→ Written problem: Quote every line of the data below as it stands, omitting pictures.

→ Materials provided:
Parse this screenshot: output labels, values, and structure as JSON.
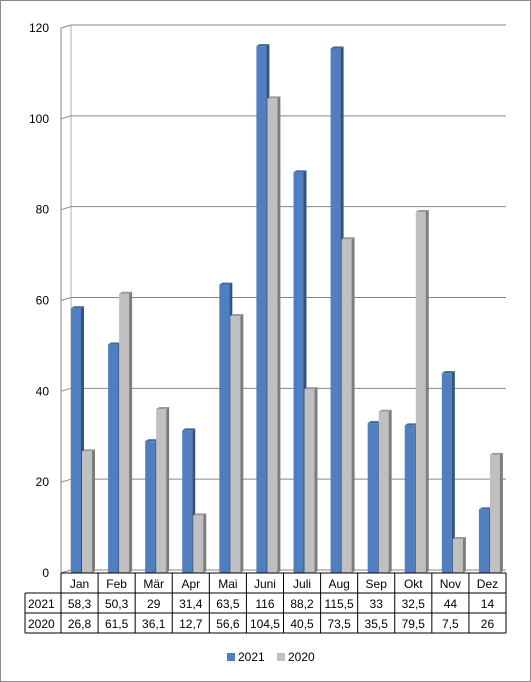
{
  "chart_data": {
    "type": "bar",
    "categories": [
      "Jan",
      "Feb",
      "Mär",
      "Apr",
      "Mai",
      "Juni",
      "Juli",
      "Aug",
      "Sep",
      "Okt",
      "Nov",
      "Dez"
    ],
    "series": [
      {
        "name": "2021",
        "color": "#4f7fc1",
        "values": [
          58.3,
          50.3,
          29,
          31.4,
          63.5,
          116,
          88.2,
          115.5,
          33,
          32.5,
          44,
          14
        ],
        "labels": [
          "58,3",
          "50,3",
          "29",
          "31,4",
          "63,5",
          "116",
          "88,2",
          "115,5",
          "33",
          "32,5",
          "44",
          "14"
        ]
      },
      {
        "name": "2020",
        "color": "#c0c0c0",
        "values": [
          26.8,
          61.5,
          36.1,
          12.7,
          56.6,
          104.5,
          40.5,
          73.5,
          35.5,
          79.5,
          7.5,
          26
        ],
        "labels": [
          "26,8",
          "61,5",
          "36,1",
          "12,7",
          "56,6",
          "104,5",
          "40,5",
          "73,5",
          "35,5",
          "79,5",
          "7,5",
          "26"
        ]
      }
    ],
    "yticks": [
      "0",
      "20",
      "40",
      "60",
      "80",
      "100",
      "120"
    ],
    "ylim": [
      0,
      120
    ],
    "grid": true,
    "legend": "bottom",
    "data_table": true
  }
}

→ Exercise response:
Parse this screenshot: output labels, values, and structure as JSON.
{
  "chart_data": {
    "type": "bar",
    "categories": [
      "Jan",
      "Feb",
      "Mär",
      "Apr",
      "Mai",
      "Juni",
      "Juli",
      "Aug",
      "Sep",
      "Okt",
      "Nov",
      "Dez"
    ],
    "series": [
      {
        "name": "2021",
        "color": "#4f7fc1",
        "values": [
          58.3,
          50.3,
          29,
          31.4,
          63.5,
          116,
          88.2,
          115.5,
          33,
          32.5,
          44,
          14
        ],
        "labels": [
          "58,3",
          "50,3",
          "29",
          "31,4",
          "63,5",
          "116",
          "88,2",
          "115,5",
          "33",
          "32,5",
          "44",
          "14"
        ]
      },
      {
        "name": "2020",
        "color": "#c0c0c0",
        "values": [
          26.8,
          61.5,
          36.1,
          12.7,
          56.6,
          104.5,
          40.5,
          73.5,
          35.5,
          79.5,
          7.5,
          26
        ],
        "labels": [
          "26,8",
          "61,5",
          "36,1",
          "12,7",
          "56,6",
          "104,5",
          "40,5",
          "73,5",
          "35,5",
          "79,5",
          "7,5",
          "26"
        ]
      }
    ],
    "yticks": [
      "0",
      "20",
      "40",
      "60",
      "80",
      "100",
      "120"
    ],
    "ylim": [
      0,
      120
    ],
    "grid": true,
    "legend": "bottom",
    "data_table": true
  }
}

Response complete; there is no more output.